◆ Written instruction
Take the material below and retype it in full; pictures are left out.

◆ Data lines
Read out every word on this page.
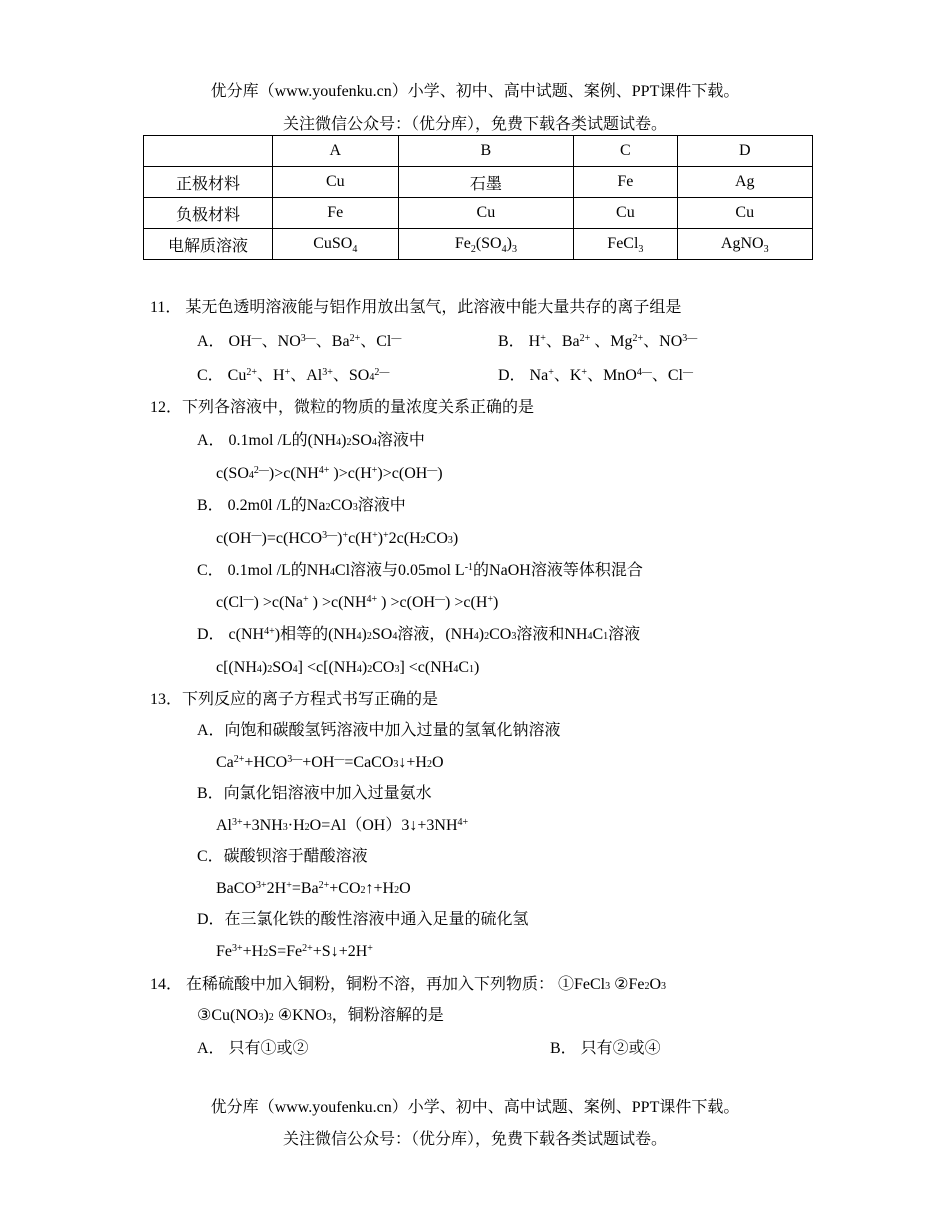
优分库（www.youfenku.cn）小学、初中、高中试题、案例、PPT课件下载。
关注微信公众号：（优分库），免费下载各类试题试卷。
	A	B	C	D
正极材料	Cu	石墨	Fe	Ag
负极材料	Fe	Cu	Cu	Cu
电解质溶液	CuSO$_4$	$Fe_2(SO_4)_3$	FeCl$_3$	AgNO$_3$
11． 某无色透明溶液能与铝作用放出氢气，此溶液中能大量共存的离子组是
A． OH—、$NO^{3—}$、$Ba^{2+}$、Cl—	B． H+、$Ba^{2+}$ 、$Mg^{2+}$、$NO^{3—}$
C． $Cu^{2+}$、H+、$Al^{3+}$、$SO_4^{2—}$	D． Na+、K+、MnO$^{4—}$、Cl—
12．下列各溶液中，微粒的物质的量浓度关系正确的是
A． 0.1mol /L的$(NH_4)_2SO_4$溶液中
$c(SO_4^{2—})>c(NH^{4+}$ )>c(H+)>c(OH—)
B． 0.2m0l /L的$Na_2CO_3$溶液中
$c(OH^—)=c(HCO^{3—})^+c(H^+)^+2c(H_2CO_3)$
C． 0.1mol /L的$NH_4Cl$溶液与0.05mol $L^{-1}$的NaOH溶液等体积混合
c(Cl—) >c(Na+ ) $>c(NH^{4+}$ ) >c(OH—) >c(H+)
D． $c(NH^{4+})$相等的$(NH_4)_2SO_4$溶液，$(NH_4)_2CO_3$溶液和$NH_4C_1$溶液
$c[(NH_4)_2SO_4] <c[(NH_4)_2CO_3] <c(NH_4C_1)$
13．下列反应的离子方程式书写正确的是
A．向饱和碳酸氢钙溶液中加入过量的氢氧化钠溶液
$Ca^{2+}+HCO^{3—}+OH^—=CaCO_3↓+H_2O$
B．向氯化铝溶液中加入过量氨水
$Al^{3+}+3NH_3\cdot H_2O=Al(OH)3↓+3NH^{4+}$
C．碳酸钡溶于醋酸溶液
$BaCO^{3+}2H^+=Ba^{2+}+CO_2↑+H_2O$
D．在三氯化铁的酸性溶液中通入足量的硫化氢
$Fe^{3+}+H_2S=Fe^{2+}+S↓+2H^+$
14． 在稀硫酸中加入铜粉，铜粉不溶，再加入下列物质： ①FeCl$_3$ $②Fe_2O_3$
$③Cu(NO_3)_2$ $④KNO_3$，铜粉溶解的是
A． 只有①或②	B． 只有②或④
优分库（www.youfenku.cn）小学、初中、高中试题、案例、PPT课件下载。
关注微信公众号：（优分库），免费下载各类试题试卷。
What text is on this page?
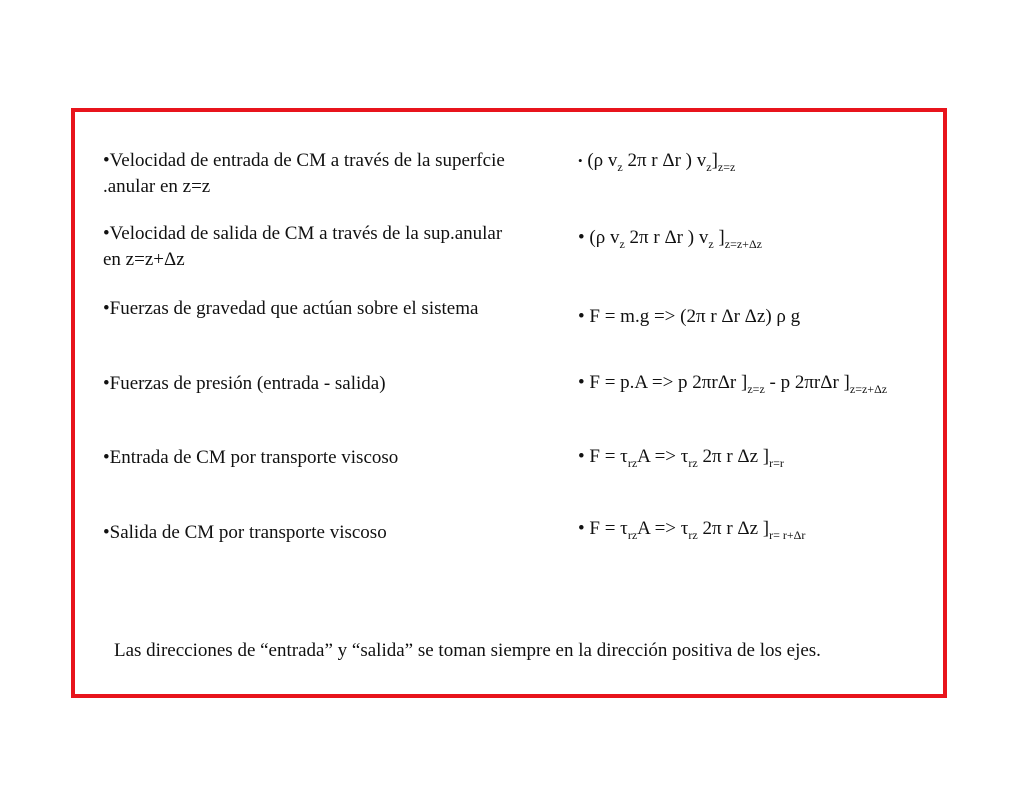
•Velocidad de entrada de CM a través de la superfcie
.anular en z=z
•Velocidad de salida de CM a través de la sup.anular
en z=z+Δz
•Fuerzas de gravedad que actúan sobre el sistema
•Fuerzas de presión (entrada - salida)
•Entrada de CM por transporte viscoso
•Salida de CM por transporte viscoso
• (ρ $v_z$ 2π r Δr ) $v_z]_{z=z}$
• (ρ $v_z$ 2π r Δr ) $v_z$ ]$_{z=z+\Delta z}$
• F = m.g => (2π r Δr Δz) ρ g
• F = p.A => p 2πrΔr ]$_{z=z}$ - p 2πrΔr ]$_{z=z+\Delta z}$
• $F = \tau_{rz}A => \tau_{rz}$ 2π r Δz ]$_{r=r}$
• $F = \tau_{rz}A => \tau_{rz}$ 2π r Δz ]$_{r= r+\Delta r}$
Las direcciones de “entrada” y “salida” se toman siempre en la dirección positiva de los ejes.
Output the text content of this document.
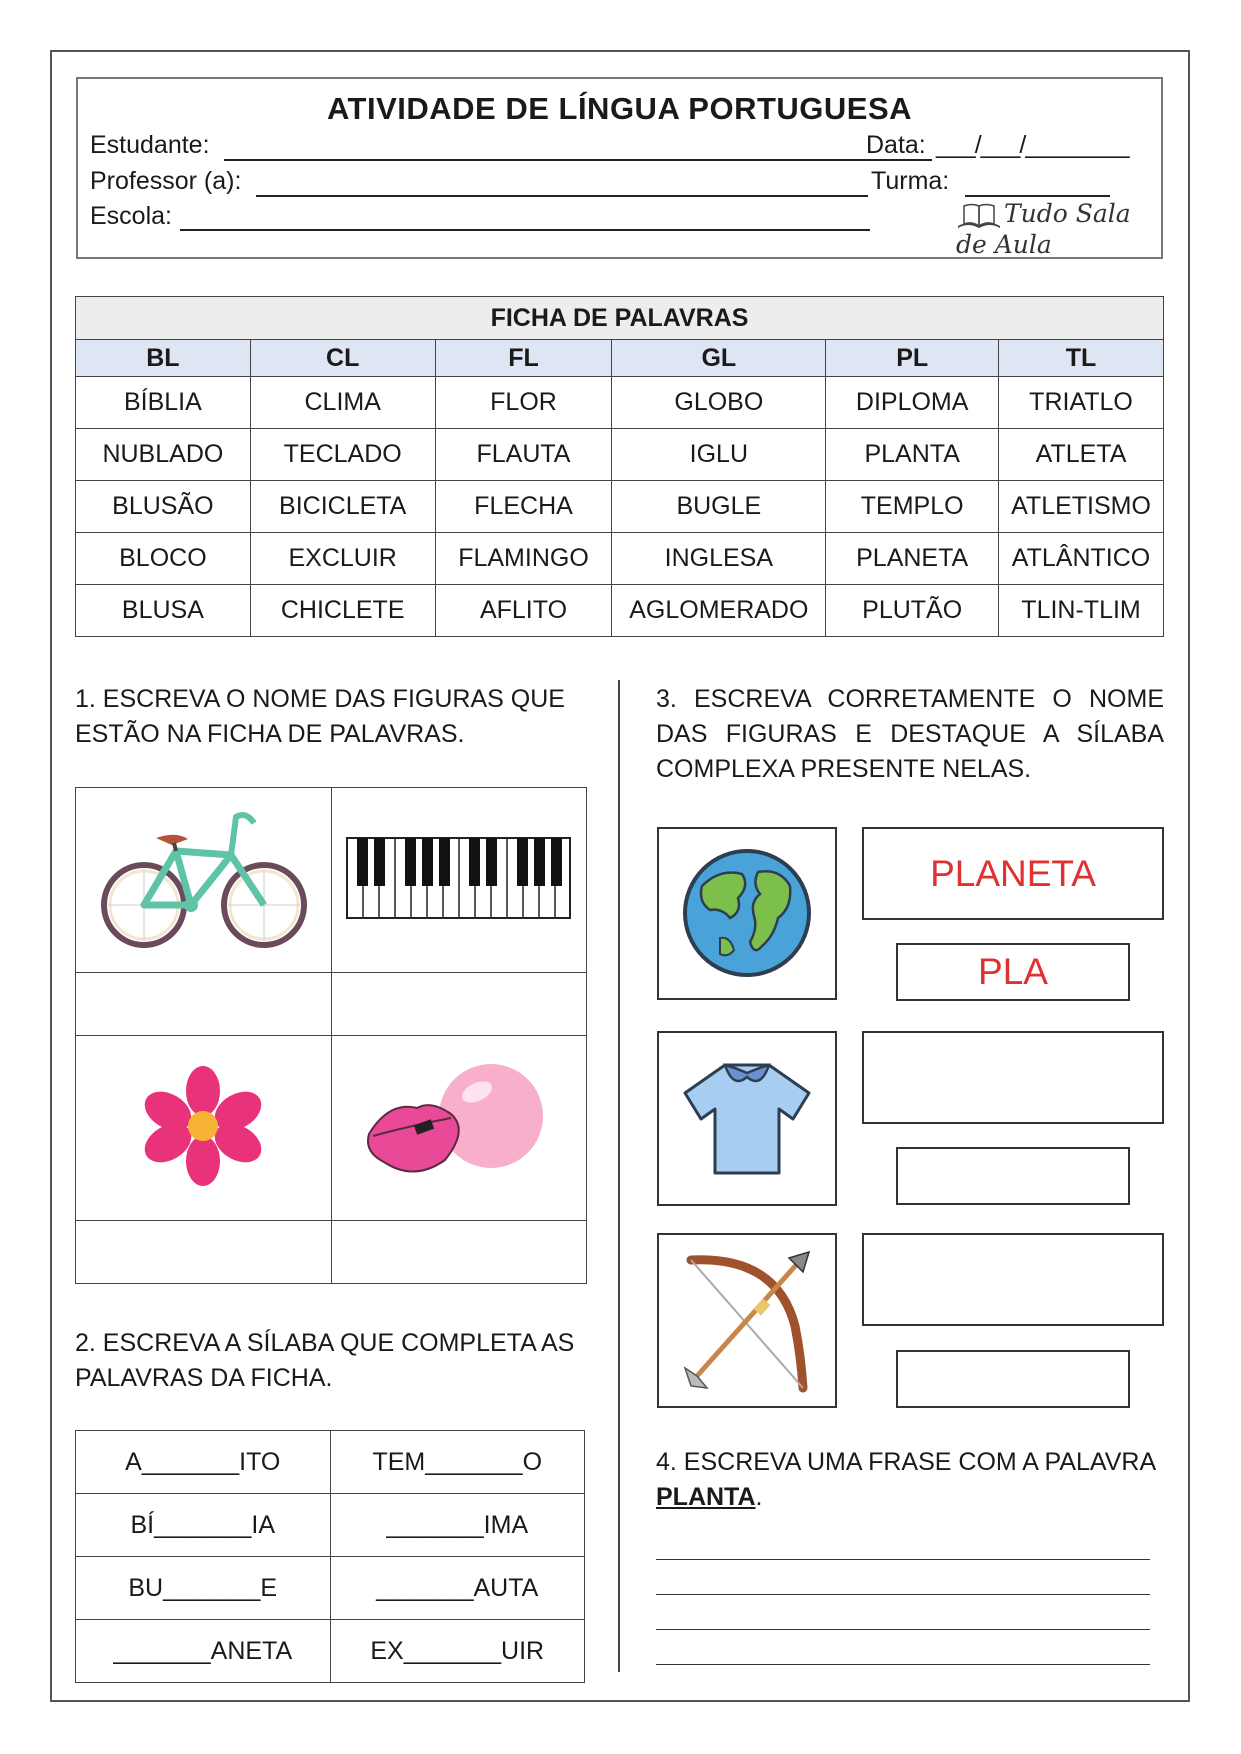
ATIVIDADE DE LÍNGUA PORTUGUESA
Estudante:	Data: ___/___/________
Professor (a):	Turma:
Escola:	Tudo Sala de Aula
FICHA DE PALAVRAS					
BL	CL	FL	GL	PL	TL
BÍBLIA	CLIMA	FLOR	GLOBO	DIPLOMA	TRIATLO
NUBLADO	TECLADO	FLAUTA	IGLU	PLANTA	ATLETA
BLUSÃO	BICICLETA	FLECHA	BUGLE	TEMPLO	ATLETISMO
BLOCO	EXCLUIR	FLAMINGO	INGLESA	PLANETA	ATLÂNTICO
BLUSA	CHICLETE	AFLITO	AGLOMERADO	PLUTÃO	TLIN-TLIM
1. ESCREVA O NOME DAS FIGURAS QUE ESTÃO NA FICHA DE PALAVRAS.

2. ESCREVA A SÍLABA QUE COMPLETA AS PALAVRAS DA FICHA.
A_______ITO	TEM_______O
BÍ_______IA	_______IMA
BU_______E	_______AUTA
_______ANETA	EX_______UIR
3. ESCREVA CORRETAMENTE O NOME DAS FIGURAS E DESTAQUE A SÍLABA COMPLEXA PRESENTE NELAS.
PLANETA
PLA
4. ESCREVA UMA FRASE COM A PALAVRA PLANTA.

◆ Finished answer
Read out every word on this page.
优分库（www.youfenku.cn）小学、初中、高中试题、案例、PPT课件下载。
关注微信公众号：（优分库），免费下载各类试题试卷。
	A	B	C	D
正极材料	Cu	石墨	Fe	Ag
负极材料	Fe	Cu	Cu	Cu
电解质溶液	CuSO$_4$	$Fe_2(SO_4)_3$	FeCl$_3$	AgNO$_3$
11． 某无色透明溶液能与铝作用放出氢气，此溶液中能大量共存的离子组是
A． OH—、$NO^{3—}$、$Ba^{2+}$、Cl—	B． H+、$Ba^{2+}$ 、$Mg^{2+}$、$NO^{3—}$
C． $Cu^{2+}$、H+、$Al^{3+}$、$SO_4^{2—}$	D． Na+、K+、MnO$^{4—}$、Cl—
12．下列各溶液中，微粒的物质的量浓度关系正确的是
A． 0.1mol /L的$(NH_4)_2SO_4$溶液中
$c(SO_4^{2—})>c(NH^{4+}$ )>c(H+)>c(OH—)
B． 0.2m0l /L的$Na_2CO_3$溶液中
$c(OH^—)=c(HCO^{3—})^+c(H^+)^+2c(H_2CO_3)$
C． 0.1mol /L的$NH_4Cl$溶液与0.05mol $L^{-1}$的NaOH溶液等体积混合
c(Cl—) >c(Na+ ) $>c(NH^{4+}$ ) >c(OH—) >c(H+)
D． $c(NH^{4+})$相等的$(NH_4)_2SO_4$溶液，$(NH_4)_2CO_3$溶液和$NH_4C_1$溶液
$c[(NH_4)_2SO_4] <c[(NH_4)_2CO_3] <c(NH_4C_1)$
13．下列反应的离子方程式书写正确的是
A．向饱和碳酸氢钙溶液中加入过量的氢氧化钠溶液
$Ca^{2+}+HCO^{3—}+OH^—=CaCO_3↓+H_2O$
B．向氯化铝溶液中加入过量氨水
$Al^{3+}+3NH_3\cdot H_2O=Al(OH)3↓+3NH^{4+}$
C．碳酸钡溶于醋酸溶液
$BaCO^{3+}2H^+=Ba^{2+}+CO_2↑+H_2O$
D．在三氯化铁的酸性溶液中通入足量的硫化氢
$Fe^{3+}+H_2S=Fe^{2+}+S↓+2H^+$
14． 在稀硫酸中加入铜粉，铜粉不溶，再加入下列物质： ①FeCl$_3$ $②Fe_2O_3$
$③Cu(NO_3)_2$ $④KNO_3$，铜粉溶解的是
A． 只有①或②	B． 只有②或④
优分库（www.youfenku.cn）小学、初中、高中试题、案例、PPT课件下载。
关注微信公众号：（优分库），免费下载各类试题试卷。
What text is on this page?
•Velocidad de entrada de CM a través de la superfcie
.anular en z=z
•Velocidad de salida de CM a través de la sup.anular
en z=z+Δz
•Fuerzas de gravedad que actúan sobre el sistema
•Fuerzas de presión (entrada - salida)
•Entrada de CM por transporte viscoso
•Salida de CM por transporte viscoso
• (ρ $v_z$ 2π r Δr ) $v_z]_{z=z}$
• (ρ $v_z$ 2π r Δr ) $v_z$ ]$_{z=z+\Delta z}$
• F = m.g => (2π r Δr Δz) ρ g
• F = p.A => p 2πrΔr ]$_{z=z}$ - p 2πrΔr ]$_{z=z+\Delta z}$
• $F = \tau_{rz}A => \tau_{rz}$ 2π r Δz ]$_{r=r}$
• $F = \tau_{rz}A => \tau_{rz}$ 2π r Δz ]$_{r= r+\Delta r}$
Las direcciones de “entrada” y “salida” se toman siempre en la dirección positiva de los ejes.
Output the text content of this document.
ATIVIDADE DE LÍNGUA PORTUGUESA
Estudante:	Data: ___/___/________
Professor (a):	Turma:
Escola:	Tudo Sala de Aula
FICHA DE PALAVRAS					
BL	CL	FL	GL	PL	TL
BÍBLIA	CLIMA	FLOR	GLOBO	DIPLOMA	TRIATLO
NUBLADO	TECLADO	FLAUTA	IGLU	PLANTA	ATLETA
BLUSÃO	BICICLETA	FLECHA	BUGLE	TEMPLO	ATLETISMO
BLOCO	EXCLUIR	FLAMINGO	INGLESA	PLANETA	ATLÂNTICO
BLUSA	CHICLETE	AFLITO	AGLOMERADO	PLUTÃO	TLIN-TLIM
1. ESCREVA O NOME DAS FIGURAS QUE ESTÃO NA FICHA DE PALAVRAS.

2. ESCREVA A SÍLABA QUE COMPLETA AS PALAVRAS DA FICHA.
A_______ITO	TEM_______O
BÍ_______IA	_______IMA
BU_______E	_______AUTA
_______ANETA	EX_______UIR
3. ESCREVA CORRETAMENTE O NOME DAS FIGURAS E DESTAQUE A SÍLABA COMPLEXA PRESENTE NELAS.
PLANETA
PLA
4. ESCREVA UMA FRASE COM A PALAVRA PLANTA.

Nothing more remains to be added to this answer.